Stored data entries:
━━━━━━━━━━━━━━━━
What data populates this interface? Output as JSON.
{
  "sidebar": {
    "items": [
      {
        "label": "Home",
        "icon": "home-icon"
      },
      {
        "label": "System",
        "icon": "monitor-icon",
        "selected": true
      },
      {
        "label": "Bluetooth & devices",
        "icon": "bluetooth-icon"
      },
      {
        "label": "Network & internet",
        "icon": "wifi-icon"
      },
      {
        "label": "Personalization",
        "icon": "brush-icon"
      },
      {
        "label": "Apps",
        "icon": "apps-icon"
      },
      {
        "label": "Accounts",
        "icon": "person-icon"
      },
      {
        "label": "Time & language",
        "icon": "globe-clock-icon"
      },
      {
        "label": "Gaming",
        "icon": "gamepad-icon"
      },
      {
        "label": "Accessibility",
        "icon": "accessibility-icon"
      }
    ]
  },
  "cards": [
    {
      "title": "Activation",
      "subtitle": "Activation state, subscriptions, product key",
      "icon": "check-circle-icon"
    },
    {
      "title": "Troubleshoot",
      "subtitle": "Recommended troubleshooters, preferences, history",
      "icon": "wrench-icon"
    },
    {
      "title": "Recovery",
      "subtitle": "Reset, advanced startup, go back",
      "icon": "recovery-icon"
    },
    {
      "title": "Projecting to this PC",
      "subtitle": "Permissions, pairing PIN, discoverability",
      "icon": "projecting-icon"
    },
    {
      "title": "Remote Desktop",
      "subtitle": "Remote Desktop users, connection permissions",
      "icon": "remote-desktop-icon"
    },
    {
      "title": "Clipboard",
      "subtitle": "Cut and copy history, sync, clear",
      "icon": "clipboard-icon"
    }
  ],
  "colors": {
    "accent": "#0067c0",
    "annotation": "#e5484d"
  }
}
━━━━━━━━━━━━━━━━
Required work – Extract all the material, leaving every line as it is.

Task result –
What data populates this interface? Output as JSON.
{
  "sidebar": {
    "items": [
      {
        "label": "Home",
        "icon": "home-icon"
      },
      {
        "label": "System",
        "icon": "monitor-icon",
        "selected": true
      },
      {
        "label": "Bluetooth & devices",
        "icon": "bluetooth-icon"
      },
      {
        "label": "Network & internet",
        "icon": "wifi-icon"
      },
      {
        "label": "Personalization",
        "icon": "brush-icon"
      },
      {
        "label": "Apps",
        "icon": "apps-icon"
      },
      {
        "label": "Accounts",
        "icon": "person-icon"
      },
      {
        "label": "Time & language",
        "icon": "globe-clock-icon"
      },
      {
        "label": "Gaming",
        "icon": "gamepad-icon"
      },
      {
        "label": "Accessibility",
        "icon": "accessibility-icon"
      }
    ]
  },
  "cards": [
    {
      "title": "Activation",
      "subtitle": "Activation state, subscriptions, product key",
      "icon": "check-circle-icon"
    },
    {
      "title": "Troubleshoot",
      "subtitle": "Recommended troubleshooters, preferences, history",
      "icon": "wrench-icon"
    },
    {
      "title": "Recovery",
      "subtitle": "Reset, advanced startup, go back",
      "icon": "recovery-icon"
    },
    {
      "title": "Projecting to this PC",
      "subtitle": "Permissions, pairing PIN, discoverability",
      "icon": "projecting-icon"
    },
    {
      "title": "Remote Desktop",
      "subtitle": "Remote Desktop users, connection permissions",
      "icon": "remote-desktop-icon"
    },
    {
      "title": "Clipboard",
      "subtitle": "Cut and copy history, sync, clear",
      "icon": "clipboard-icon"
    }
  ],
  "colors": {
    "accent": "#0067c0",
    "annotation": "#e5484d"
  }
}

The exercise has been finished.